DIRECTION:
Look for the string "health" in the lines and copy each line that has it.

INPUT MATERIAL:
▽
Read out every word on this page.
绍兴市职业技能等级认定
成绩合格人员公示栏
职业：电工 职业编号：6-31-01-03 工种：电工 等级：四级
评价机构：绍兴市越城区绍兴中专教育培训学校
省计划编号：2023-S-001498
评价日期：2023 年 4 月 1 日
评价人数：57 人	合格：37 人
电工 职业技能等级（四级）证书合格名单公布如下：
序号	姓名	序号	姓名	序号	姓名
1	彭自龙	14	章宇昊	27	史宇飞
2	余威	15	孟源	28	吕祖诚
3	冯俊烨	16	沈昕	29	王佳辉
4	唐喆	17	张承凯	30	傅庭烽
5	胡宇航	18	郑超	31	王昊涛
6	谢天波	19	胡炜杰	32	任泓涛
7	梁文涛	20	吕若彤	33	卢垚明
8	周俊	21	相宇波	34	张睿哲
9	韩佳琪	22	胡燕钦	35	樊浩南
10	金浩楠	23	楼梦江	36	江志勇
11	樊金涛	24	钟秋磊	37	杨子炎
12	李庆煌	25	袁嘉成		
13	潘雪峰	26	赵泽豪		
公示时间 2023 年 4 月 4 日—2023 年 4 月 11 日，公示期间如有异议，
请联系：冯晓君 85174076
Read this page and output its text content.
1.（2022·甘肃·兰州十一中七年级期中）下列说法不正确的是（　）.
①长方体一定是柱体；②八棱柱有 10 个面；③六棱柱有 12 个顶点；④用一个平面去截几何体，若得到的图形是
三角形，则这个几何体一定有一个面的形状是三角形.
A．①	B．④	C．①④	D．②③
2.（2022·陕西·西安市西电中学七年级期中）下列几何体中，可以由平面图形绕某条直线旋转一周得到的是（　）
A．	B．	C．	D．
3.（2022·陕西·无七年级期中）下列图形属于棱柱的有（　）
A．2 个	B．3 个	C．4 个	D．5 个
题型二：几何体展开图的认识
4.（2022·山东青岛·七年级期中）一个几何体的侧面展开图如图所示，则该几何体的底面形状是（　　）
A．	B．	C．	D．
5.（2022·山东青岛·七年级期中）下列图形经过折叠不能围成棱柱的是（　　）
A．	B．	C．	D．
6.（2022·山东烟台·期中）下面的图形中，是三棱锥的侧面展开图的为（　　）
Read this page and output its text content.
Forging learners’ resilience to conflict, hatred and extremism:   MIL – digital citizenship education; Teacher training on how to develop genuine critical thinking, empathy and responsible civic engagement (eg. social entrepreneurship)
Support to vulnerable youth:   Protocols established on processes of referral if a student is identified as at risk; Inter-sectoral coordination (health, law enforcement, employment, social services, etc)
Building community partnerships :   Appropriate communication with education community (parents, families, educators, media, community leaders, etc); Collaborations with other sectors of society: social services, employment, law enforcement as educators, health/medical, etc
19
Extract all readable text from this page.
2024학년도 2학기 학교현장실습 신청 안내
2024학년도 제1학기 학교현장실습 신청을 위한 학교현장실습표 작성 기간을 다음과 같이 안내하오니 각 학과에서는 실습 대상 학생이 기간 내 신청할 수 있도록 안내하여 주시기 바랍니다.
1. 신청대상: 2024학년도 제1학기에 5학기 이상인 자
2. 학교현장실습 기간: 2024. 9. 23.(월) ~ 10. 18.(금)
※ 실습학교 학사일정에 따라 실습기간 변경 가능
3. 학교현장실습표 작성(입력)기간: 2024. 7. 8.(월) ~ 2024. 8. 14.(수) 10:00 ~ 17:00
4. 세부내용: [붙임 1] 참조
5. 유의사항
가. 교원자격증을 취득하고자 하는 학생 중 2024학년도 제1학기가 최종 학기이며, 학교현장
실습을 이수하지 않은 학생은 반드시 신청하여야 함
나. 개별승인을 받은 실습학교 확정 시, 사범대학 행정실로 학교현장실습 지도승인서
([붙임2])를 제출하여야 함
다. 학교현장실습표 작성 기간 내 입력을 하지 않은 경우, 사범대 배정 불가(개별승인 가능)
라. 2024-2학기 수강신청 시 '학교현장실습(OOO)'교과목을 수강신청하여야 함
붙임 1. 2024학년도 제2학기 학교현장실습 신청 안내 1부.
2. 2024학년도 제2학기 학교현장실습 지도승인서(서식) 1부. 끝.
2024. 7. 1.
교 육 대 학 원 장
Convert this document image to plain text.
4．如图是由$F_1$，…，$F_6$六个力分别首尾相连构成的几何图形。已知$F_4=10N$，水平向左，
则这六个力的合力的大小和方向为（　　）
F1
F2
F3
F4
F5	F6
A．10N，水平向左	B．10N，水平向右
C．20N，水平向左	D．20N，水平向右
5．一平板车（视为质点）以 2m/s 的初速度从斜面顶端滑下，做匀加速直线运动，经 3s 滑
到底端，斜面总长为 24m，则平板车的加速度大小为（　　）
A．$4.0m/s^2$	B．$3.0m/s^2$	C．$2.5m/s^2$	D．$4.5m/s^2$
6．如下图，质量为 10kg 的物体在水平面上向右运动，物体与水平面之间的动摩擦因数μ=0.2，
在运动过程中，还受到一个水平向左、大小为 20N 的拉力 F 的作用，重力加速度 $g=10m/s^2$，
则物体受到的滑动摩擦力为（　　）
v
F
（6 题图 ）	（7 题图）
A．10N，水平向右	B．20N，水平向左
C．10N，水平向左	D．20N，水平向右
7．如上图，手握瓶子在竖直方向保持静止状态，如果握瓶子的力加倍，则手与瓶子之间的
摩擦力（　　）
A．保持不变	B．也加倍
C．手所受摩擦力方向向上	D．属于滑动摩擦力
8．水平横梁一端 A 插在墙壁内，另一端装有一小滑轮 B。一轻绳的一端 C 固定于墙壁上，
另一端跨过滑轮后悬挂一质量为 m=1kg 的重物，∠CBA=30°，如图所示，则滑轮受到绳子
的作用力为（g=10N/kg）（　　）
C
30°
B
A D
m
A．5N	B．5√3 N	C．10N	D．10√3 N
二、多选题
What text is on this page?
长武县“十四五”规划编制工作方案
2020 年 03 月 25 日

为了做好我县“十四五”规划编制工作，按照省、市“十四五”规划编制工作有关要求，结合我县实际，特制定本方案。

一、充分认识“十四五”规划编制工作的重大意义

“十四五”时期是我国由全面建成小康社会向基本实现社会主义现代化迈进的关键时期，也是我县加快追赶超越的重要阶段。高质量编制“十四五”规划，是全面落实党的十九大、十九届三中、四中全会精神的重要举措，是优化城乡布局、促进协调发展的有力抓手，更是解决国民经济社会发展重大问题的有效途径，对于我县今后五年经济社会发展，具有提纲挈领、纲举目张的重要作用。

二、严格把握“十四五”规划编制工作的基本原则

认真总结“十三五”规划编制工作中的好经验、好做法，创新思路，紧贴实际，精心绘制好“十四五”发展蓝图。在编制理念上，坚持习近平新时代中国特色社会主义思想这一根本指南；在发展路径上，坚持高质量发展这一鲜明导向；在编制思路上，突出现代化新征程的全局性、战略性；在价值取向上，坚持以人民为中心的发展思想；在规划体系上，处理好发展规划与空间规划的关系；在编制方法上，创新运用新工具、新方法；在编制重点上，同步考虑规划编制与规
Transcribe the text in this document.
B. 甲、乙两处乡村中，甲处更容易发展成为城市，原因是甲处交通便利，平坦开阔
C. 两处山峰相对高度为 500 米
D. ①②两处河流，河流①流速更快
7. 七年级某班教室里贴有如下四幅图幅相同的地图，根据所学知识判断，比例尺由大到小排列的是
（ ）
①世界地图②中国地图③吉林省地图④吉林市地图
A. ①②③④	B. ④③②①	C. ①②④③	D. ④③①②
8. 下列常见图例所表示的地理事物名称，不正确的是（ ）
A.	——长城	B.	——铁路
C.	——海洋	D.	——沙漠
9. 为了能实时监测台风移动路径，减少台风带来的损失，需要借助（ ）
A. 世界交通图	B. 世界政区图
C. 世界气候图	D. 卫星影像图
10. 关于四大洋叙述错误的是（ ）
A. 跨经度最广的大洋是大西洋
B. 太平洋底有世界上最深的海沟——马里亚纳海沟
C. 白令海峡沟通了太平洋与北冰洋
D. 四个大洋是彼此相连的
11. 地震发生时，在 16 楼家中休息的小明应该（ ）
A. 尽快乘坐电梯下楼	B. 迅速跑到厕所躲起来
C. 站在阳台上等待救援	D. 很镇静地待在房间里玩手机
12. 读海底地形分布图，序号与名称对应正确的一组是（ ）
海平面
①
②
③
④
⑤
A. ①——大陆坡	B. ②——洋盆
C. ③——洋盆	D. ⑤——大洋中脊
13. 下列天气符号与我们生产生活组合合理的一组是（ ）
△
EXPECTED OUTPUT:
Support to vulnerable youth:   Protocols established on processes of referral if a student is identified as at risk; Inter-sectoral coordination (health, law enforcement, employment, social services, etc)
Building community partnerships :   Appropriate communication with education community (parents, families, educators, media, community leaders, etc); Collaborations with other sectors of society: social services, employment, law enforcement as educators, health/medical, etc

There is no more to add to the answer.